Dataset items
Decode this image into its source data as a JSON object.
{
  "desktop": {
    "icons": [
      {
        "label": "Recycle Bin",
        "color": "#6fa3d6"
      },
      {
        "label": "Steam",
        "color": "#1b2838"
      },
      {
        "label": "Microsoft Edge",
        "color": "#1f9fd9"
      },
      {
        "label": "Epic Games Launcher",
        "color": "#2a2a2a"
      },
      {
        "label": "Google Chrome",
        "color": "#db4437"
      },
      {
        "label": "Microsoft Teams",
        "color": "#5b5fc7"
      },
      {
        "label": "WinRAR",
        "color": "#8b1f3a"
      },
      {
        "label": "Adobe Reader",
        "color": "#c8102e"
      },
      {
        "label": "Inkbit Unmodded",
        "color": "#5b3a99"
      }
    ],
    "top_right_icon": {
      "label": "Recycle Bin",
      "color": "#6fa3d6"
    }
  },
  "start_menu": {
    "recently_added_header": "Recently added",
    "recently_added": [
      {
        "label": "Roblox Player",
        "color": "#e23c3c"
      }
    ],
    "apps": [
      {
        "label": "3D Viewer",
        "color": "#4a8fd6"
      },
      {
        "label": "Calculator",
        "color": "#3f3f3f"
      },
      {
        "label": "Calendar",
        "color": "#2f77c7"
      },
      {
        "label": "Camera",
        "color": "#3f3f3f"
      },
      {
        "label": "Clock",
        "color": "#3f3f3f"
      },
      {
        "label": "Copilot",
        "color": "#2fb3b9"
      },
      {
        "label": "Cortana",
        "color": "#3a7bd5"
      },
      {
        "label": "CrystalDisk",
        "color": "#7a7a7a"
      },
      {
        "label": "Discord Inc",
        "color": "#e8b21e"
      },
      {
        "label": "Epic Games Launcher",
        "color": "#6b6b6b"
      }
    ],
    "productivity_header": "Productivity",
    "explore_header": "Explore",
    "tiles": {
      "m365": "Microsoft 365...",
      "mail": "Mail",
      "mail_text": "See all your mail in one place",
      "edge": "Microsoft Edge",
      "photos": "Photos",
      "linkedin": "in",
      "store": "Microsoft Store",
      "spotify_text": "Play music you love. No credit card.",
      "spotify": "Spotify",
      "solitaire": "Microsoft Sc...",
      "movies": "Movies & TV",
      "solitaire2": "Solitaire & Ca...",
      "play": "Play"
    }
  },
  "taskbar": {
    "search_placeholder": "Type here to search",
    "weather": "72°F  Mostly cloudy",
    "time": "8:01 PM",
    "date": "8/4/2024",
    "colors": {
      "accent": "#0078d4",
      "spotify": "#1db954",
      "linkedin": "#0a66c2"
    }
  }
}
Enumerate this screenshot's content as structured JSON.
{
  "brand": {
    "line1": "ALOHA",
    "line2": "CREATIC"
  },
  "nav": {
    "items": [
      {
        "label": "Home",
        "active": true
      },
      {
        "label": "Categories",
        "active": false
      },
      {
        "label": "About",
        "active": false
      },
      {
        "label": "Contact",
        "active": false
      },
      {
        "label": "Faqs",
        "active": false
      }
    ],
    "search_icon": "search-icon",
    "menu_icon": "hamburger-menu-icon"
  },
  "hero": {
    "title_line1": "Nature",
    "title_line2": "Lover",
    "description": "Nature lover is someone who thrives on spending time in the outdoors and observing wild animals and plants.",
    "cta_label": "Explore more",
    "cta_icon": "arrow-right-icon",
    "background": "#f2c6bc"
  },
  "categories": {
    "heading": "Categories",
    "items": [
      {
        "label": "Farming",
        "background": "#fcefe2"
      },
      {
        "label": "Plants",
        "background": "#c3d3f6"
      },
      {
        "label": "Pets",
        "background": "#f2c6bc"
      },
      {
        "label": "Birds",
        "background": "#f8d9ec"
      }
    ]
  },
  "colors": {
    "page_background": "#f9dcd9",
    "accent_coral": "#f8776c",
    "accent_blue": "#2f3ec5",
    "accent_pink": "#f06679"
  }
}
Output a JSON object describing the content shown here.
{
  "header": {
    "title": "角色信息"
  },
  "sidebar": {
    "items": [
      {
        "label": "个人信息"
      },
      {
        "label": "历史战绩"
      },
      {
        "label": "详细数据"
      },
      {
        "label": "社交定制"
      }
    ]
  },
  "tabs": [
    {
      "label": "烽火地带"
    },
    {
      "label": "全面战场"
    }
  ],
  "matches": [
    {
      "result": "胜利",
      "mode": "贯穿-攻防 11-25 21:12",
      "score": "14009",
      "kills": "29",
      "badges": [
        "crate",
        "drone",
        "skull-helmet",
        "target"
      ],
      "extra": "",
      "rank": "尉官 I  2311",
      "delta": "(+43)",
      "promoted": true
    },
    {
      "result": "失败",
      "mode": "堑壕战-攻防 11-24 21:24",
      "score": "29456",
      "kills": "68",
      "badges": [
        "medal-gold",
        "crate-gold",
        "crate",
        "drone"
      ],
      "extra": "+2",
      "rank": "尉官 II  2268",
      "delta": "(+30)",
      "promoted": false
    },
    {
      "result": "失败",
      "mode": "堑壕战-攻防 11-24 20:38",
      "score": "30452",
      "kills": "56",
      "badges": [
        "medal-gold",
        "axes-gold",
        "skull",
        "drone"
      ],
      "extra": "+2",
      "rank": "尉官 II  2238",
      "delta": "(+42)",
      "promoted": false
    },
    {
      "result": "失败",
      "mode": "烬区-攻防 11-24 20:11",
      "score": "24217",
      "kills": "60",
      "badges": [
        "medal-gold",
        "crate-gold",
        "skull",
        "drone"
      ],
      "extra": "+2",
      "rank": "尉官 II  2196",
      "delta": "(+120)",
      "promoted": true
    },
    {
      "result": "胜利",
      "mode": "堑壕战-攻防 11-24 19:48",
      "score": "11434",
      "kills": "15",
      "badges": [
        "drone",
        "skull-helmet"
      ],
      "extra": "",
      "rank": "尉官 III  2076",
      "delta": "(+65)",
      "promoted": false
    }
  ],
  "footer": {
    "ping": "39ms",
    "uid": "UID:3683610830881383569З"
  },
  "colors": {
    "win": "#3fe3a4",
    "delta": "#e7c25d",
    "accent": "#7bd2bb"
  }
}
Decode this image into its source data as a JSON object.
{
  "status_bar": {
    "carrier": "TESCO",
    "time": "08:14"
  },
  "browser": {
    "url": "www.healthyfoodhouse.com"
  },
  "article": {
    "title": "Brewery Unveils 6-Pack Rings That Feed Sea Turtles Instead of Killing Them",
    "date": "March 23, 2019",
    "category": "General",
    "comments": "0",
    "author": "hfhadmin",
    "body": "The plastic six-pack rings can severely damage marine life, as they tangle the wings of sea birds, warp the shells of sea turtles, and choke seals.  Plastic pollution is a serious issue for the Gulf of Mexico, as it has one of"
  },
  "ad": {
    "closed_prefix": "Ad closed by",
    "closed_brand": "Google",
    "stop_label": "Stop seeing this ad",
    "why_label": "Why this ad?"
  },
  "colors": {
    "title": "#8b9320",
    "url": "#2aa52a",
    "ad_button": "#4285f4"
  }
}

* _Objective_: Type out the material again exactly as presented.

* _Correct answer_:
Decode this image into its source data as a JSON object.
{
  "desktop": {
    "icons": [
      {
        "label": "Recycle Bin",
        "color": "#6fa3d6"
      },
      {
        "label": "Steam",
        "color": "#1b2838"
      },
      {
        "label": "Microsoft Edge",
        "color": "#1f9fd9"
      },
      {
        "label": "Epic Games Launcher",
        "color": "#2a2a2a"
      },
      {
        "label": "Google Chrome",
        "color": "#db4437"
      },
      {
        "label": "Microsoft Teams",
        "color": "#5b5fc7"
      },
      {
        "label": "WinRAR",
        "color": "#8b1f3a"
      },
      {
        "label": "Adobe Reader",
        "color": "#c8102e"
      },
      {
        "label": "Inkbit Unmodded",
        "color": "#5b3a99"
      }
    ],
    "top_right_icon": {
      "label": "Recycle Bin",
      "color": "#6fa3d6"
    }
  },
  "start_menu": {
    "recently_added_header": "Recently added",
    "recently_added": [
      {
        "label": "Roblox Player",
        "color": "#e23c3c"
      }
    ],
    "apps": [
      {
        "label": "3D Viewer",
        "color": "#4a8fd6"
      },
      {
        "label": "Calculator",
        "color": "#3f3f3f"
      },
      {
        "label": "Calendar",
        "color": "#2f77c7"
      },
      {
        "label": "Camera",
        "color": "#3f3f3f"
      },
      {
        "label": "Clock",
        "color": "#3f3f3f"
      },
      {
        "label": "Copilot",
        "color": "#2fb3b9"
      },
      {
        "label": "Cortana",
        "color": "#3a7bd5"
      },
      {
        "label": "CrystalDisk",
        "color": "#7a7a7a"
      },
      {
        "label": "Discord Inc",
        "color": "#e8b21e"
      },
      {
        "label": "Epic Games Launcher",
        "color": "#6b6b6b"
      }
    ],
    "productivity_header": "Productivity",
    "explore_header": "Explore",
    "tiles": {
      "m365": "Microsoft 365...",
      "mail": "Mail",
      "mail_text": "See all your mail in one place",
      "edge": "Microsoft Edge",
      "photos": "Photos",
      "linkedin": "in",
      "store": "Microsoft Store",
      "spotify_text": "Play music you love. No credit card.",
      "spotify": "Spotify",
      "solitaire": "Microsoft Sc...",
      "movies": "Movies & TV",
      "solitaire2": "Solitaire & Ca...",
      "play": "Play"
    }
  },
  "taskbar": {
    "search_placeholder": "Type here to search",
    "weather": "72°F  Mostly cloudy",
    "time": "8:01 PM",
    "date": "8/4/2024",
    "colors": {
      "accent": "#0078d4",
      "spotify": "#1db954",
      "linkedin": "#0a66c2"
    }
  }
}
Enumerate this screenshot's content as structured JSON.
{
  "brand": {
    "line1": "ALOHA",
    "line2": "CREATIC"
  },
  "nav": {
    "items": [
      {
        "label": "Home",
        "active": true
      },
      {
        "label": "Categories",
        "active": false
      },
      {
        "label": "About",
        "active": false
      },
      {
        "label": "Contact",
        "active": false
      },
      {
        "label": "Faqs",
        "active": false
      }
    ],
    "search_icon": "search-icon",
    "menu_icon": "hamburger-menu-icon"
  },
  "hero": {
    "title_line1": "Nature",
    "title_line2": "Lover",
    "description": "Nature lover is someone who thrives on spending time in the outdoors and observing wild animals and plants.",
    "cta_label": "Explore more",
    "cta_icon": "arrow-right-icon",
    "background": "#f2c6bc"
  },
  "categories": {
    "heading": "Categories",
    "items": [
      {
        "label": "Farming",
        "background": "#fcefe2"
      },
      {
        "label": "Plants",
        "background": "#c3d3f6"
      },
      {
        "label": "Pets",
        "background": "#f2c6bc"
      },
      {
        "label": "Birds",
        "background": "#f8d9ec"
      }
    ]
  },
  "colors": {
    "page_background": "#f9dcd9",
    "accent_coral": "#f8776c",
    "accent_blue": "#2f3ec5",
    "accent_pink": "#f06679"
  }
}
Output a JSON object describing the content shown here.
{
  "header": {
    "title": "角色信息"
  },
  "sidebar": {
    "items": [
      {
        "label": "个人信息"
      },
      {
        "label": "历史战绩"
      },
      {
        "label": "详细数据"
      },
      {
        "label": "社交定制"
      }
    ]
  },
  "tabs": [
    {
      "label": "烽火地带"
    },
    {
      "label": "全面战场"
    }
  ],
  "matches": [
    {
      "result": "胜利",
      "mode": "贯穿-攻防 11-25 21:12",
      "score": "14009",
      "kills": "29",
      "badges": [
        "crate",
        "drone",
        "skull-helmet",
        "target"
      ],
      "extra": "",
      "rank": "尉官 I  2311",
      "delta": "(+43)",
      "promoted": true
    },
    {
      "result": "失败",
      "mode": "堑壕战-攻防 11-24 21:24",
      "score": "29456",
      "kills": "68",
      "badges": [
        "medal-gold",
        "crate-gold",
        "crate",
        "drone"
      ],
      "extra": "+2",
      "rank": "尉官 II  2268",
      "delta": "(+30)",
      "promoted": false
    },
    {
      "result": "失败",
      "mode": "堑壕战-攻防 11-24 20:38",
      "score": "30452",
      "kills": "56",
      "badges": [
        "medal-gold",
        "axes-gold",
        "skull",
        "drone"
      ],
      "extra": "+2",
      "rank": "尉官 II  2238",
      "delta": "(+42)",
      "promoted": false
    },
    {
      "result": "失败",
      "mode": "烬区-攻防 11-24 20:11",
      "score": "24217",
      "kills": "60",
      "badges": [
        "medal-gold",
        "crate-gold",
        "skull",
        "drone"
      ],
      "extra": "+2",
      "rank": "尉官 II  2196",
      "delta": "(+120)",
      "promoted": true
    },
    {
      "result": "胜利",
      "mode": "堑壕战-攻防 11-24 19:48",
      "score": "11434",
      "kills": "15",
      "badges": [
        "drone",
        "skull-helmet"
      ],
      "extra": "",
      "rank": "尉官 III  2076",
      "delta": "(+65)",
      "promoted": false
    }
  ],
  "footer": {
    "ping": "39ms",
    "uid": "UID:3683610830881383569З"
  },
  "colors": {
    "win": "#3fe3a4",
    "delta": "#e7c25d",
    "accent": "#7bd2bb"
  }
}
Decode this image into its source data as a JSON object.
{
  "status_bar": {
    "carrier": "TESCO",
    "time": "08:14"
  },
  "browser": {
    "url": "www.healthyfoodhouse.com"
  },
  "article": {
    "title": "Brewery Unveils 6-Pack Rings That Feed Sea Turtles Instead of Killing Them",
    "date": "March 23, 2019",
    "category": "General",
    "comments": "0",
    "author": "hfhadmin",
    "body": "The plastic six-pack rings can severely damage marine life, as they tangle the wings of sea birds, warp the shells of sea turtles, and choke seals.  Plastic pollution is a serious issue for the Gulf of Mexico, as it has one of"
  },
  "ad": {
    "closed_prefix": "Ad closed by",
    "closed_brand": "Google",
    "stop_label": "Stop seeing this ad",
    "why_label": "Why this ad?"
  },
  "colors": {
    "title": "#8b9320",
    "url": "#2aa52a",
    "ad_button": "#4285f4"
  }
}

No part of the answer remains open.